RAW RECORDS
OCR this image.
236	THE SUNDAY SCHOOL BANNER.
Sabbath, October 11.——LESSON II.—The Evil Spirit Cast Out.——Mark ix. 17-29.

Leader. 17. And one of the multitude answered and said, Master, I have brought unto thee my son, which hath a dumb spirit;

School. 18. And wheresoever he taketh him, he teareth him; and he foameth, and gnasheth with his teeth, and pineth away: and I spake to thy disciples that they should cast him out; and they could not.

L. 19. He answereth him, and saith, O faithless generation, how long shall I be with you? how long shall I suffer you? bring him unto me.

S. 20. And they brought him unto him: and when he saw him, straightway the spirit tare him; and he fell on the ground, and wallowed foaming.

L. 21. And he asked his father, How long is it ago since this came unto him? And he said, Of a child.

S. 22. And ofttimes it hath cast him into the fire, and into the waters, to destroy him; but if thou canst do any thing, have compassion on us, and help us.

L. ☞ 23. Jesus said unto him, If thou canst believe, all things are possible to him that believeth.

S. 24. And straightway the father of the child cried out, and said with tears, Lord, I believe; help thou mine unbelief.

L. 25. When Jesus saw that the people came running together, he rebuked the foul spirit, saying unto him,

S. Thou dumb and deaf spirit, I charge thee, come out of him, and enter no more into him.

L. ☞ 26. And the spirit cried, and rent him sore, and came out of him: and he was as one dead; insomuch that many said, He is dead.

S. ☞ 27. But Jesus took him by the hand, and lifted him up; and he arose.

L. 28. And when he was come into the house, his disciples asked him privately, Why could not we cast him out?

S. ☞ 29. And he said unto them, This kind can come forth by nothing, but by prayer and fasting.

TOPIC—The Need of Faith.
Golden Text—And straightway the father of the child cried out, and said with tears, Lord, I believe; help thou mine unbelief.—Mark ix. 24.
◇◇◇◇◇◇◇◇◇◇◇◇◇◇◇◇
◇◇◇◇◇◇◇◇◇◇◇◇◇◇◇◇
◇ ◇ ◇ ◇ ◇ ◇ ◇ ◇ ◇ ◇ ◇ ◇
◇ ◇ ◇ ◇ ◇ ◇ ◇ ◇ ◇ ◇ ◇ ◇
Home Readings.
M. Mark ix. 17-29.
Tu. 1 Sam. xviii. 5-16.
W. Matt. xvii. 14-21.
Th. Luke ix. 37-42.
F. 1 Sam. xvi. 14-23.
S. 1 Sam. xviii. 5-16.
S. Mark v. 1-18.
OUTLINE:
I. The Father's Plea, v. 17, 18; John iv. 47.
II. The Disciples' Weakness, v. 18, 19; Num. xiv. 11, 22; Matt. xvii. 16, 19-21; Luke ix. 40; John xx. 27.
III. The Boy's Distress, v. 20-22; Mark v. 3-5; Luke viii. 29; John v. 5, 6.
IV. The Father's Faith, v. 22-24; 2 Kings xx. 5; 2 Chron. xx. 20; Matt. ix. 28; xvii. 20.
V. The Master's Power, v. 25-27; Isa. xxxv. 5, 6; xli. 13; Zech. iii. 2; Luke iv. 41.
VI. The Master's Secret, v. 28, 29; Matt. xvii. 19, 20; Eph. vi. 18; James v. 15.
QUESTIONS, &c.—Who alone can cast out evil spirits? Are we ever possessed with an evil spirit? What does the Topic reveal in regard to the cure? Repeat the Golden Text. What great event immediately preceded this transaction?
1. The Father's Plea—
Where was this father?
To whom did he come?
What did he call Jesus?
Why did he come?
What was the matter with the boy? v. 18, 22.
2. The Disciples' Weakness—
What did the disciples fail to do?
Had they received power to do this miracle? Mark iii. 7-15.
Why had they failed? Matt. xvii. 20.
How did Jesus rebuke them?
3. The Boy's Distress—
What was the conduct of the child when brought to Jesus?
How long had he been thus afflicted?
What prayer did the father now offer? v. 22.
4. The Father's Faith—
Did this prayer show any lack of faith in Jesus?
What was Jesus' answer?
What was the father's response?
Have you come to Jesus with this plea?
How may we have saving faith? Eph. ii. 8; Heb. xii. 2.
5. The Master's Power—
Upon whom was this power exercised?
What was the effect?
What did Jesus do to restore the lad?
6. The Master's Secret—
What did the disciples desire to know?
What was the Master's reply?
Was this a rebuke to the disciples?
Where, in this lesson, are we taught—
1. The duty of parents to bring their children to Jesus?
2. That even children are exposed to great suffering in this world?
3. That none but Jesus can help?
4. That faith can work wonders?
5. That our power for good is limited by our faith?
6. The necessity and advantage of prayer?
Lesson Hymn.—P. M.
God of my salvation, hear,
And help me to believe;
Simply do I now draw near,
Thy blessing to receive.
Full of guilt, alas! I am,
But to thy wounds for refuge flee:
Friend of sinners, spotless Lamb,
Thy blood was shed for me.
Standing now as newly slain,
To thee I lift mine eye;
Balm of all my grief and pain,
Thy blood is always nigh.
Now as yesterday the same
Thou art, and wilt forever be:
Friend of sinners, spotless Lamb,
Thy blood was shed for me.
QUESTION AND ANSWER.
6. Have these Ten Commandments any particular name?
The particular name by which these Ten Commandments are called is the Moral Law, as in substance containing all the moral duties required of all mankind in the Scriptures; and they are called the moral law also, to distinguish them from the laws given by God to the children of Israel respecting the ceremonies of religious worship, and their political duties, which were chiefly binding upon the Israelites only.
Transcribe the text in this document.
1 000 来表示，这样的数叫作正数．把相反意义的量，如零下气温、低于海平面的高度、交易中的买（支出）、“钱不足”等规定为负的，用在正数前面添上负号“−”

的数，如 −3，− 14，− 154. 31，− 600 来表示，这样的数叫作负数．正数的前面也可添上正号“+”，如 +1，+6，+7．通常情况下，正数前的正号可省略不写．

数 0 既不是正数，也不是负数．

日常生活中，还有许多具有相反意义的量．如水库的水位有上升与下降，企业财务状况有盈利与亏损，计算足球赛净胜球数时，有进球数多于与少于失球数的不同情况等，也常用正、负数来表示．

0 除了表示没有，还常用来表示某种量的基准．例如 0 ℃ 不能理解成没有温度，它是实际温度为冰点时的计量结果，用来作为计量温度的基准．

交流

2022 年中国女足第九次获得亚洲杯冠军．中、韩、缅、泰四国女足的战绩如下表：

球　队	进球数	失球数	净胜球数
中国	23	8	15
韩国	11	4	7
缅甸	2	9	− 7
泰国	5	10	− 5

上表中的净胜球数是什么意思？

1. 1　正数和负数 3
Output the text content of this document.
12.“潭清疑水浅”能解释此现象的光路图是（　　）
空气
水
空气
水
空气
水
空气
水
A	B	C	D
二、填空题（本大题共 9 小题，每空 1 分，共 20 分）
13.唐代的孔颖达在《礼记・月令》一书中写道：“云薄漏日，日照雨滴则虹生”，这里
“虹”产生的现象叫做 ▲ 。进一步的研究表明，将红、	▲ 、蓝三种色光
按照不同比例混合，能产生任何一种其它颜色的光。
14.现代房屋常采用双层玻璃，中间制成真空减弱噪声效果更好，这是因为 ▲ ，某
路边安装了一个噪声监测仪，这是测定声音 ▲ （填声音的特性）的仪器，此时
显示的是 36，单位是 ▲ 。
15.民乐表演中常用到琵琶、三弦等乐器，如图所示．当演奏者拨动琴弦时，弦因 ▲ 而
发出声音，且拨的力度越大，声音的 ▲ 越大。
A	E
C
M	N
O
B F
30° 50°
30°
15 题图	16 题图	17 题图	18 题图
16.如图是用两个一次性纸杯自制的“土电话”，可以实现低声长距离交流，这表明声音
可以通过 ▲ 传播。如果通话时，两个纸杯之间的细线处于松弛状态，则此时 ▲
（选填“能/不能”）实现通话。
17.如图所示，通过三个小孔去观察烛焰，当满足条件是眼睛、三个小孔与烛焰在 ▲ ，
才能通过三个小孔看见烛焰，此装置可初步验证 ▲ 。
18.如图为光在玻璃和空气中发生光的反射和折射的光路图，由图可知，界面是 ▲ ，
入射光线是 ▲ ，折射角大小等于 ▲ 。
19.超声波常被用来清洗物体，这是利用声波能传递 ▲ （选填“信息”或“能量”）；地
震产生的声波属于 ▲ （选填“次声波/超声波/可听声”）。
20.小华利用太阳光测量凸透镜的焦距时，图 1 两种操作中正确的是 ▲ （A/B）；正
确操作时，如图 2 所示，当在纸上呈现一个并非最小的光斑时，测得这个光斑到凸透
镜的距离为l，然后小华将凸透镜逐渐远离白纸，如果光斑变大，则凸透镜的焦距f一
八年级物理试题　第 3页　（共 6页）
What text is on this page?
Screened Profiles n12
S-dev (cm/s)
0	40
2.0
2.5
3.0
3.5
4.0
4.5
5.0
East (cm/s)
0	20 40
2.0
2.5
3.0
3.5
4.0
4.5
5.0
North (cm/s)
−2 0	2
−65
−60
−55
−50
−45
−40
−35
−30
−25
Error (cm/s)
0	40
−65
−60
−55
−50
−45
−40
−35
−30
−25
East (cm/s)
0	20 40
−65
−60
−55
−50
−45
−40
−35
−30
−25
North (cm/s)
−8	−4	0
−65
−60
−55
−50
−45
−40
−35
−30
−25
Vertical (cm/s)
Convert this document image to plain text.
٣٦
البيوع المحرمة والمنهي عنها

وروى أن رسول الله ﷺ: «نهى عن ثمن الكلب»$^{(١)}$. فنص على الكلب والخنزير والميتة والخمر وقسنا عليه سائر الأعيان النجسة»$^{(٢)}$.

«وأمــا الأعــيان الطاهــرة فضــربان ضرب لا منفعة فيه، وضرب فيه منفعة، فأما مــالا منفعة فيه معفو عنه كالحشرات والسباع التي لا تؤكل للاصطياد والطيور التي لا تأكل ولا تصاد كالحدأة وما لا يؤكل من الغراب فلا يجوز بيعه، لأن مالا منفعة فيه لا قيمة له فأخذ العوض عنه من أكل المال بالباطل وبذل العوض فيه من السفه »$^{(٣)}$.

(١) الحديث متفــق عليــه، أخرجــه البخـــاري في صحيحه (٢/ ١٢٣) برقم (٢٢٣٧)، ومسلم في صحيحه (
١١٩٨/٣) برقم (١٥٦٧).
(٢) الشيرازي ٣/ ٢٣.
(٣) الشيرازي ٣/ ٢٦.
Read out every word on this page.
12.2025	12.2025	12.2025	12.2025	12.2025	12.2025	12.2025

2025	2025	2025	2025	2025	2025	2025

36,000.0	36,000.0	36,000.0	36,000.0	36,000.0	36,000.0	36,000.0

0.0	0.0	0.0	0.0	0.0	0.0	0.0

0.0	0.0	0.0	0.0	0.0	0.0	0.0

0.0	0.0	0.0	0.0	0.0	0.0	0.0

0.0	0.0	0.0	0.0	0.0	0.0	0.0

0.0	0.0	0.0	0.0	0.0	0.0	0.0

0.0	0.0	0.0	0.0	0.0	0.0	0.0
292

SHORT PROBLEM
Transcribe the records above exactly, but only from the line that contains "Read out every word on this page." through their final line, inclusive.

WRITTEN RESPONSE
Read out every word on this page.
12.2025	12.2025	12.2025	12.2025	12.2025	12.2025	12.2025

2025	2025	2025	2025	2025	2025	2025

36,000.0	36,000.0	36,000.0	36,000.0	36,000.0	36,000.0	36,000.0

0.0	0.0	0.0	0.0	0.0	0.0	0.0

0.0	0.0	0.0	0.0	0.0	0.0	0.0

0.0	0.0	0.0	0.0	0.0	0.0	0.0

0.0	0.0	0.0	0.0	0.0	0.0	0.0

0.0	0.0	0.0	0.0	0.0	0.0	0.0

0.0	0.0	0.0	0.0	0.0	0.0	0.0
292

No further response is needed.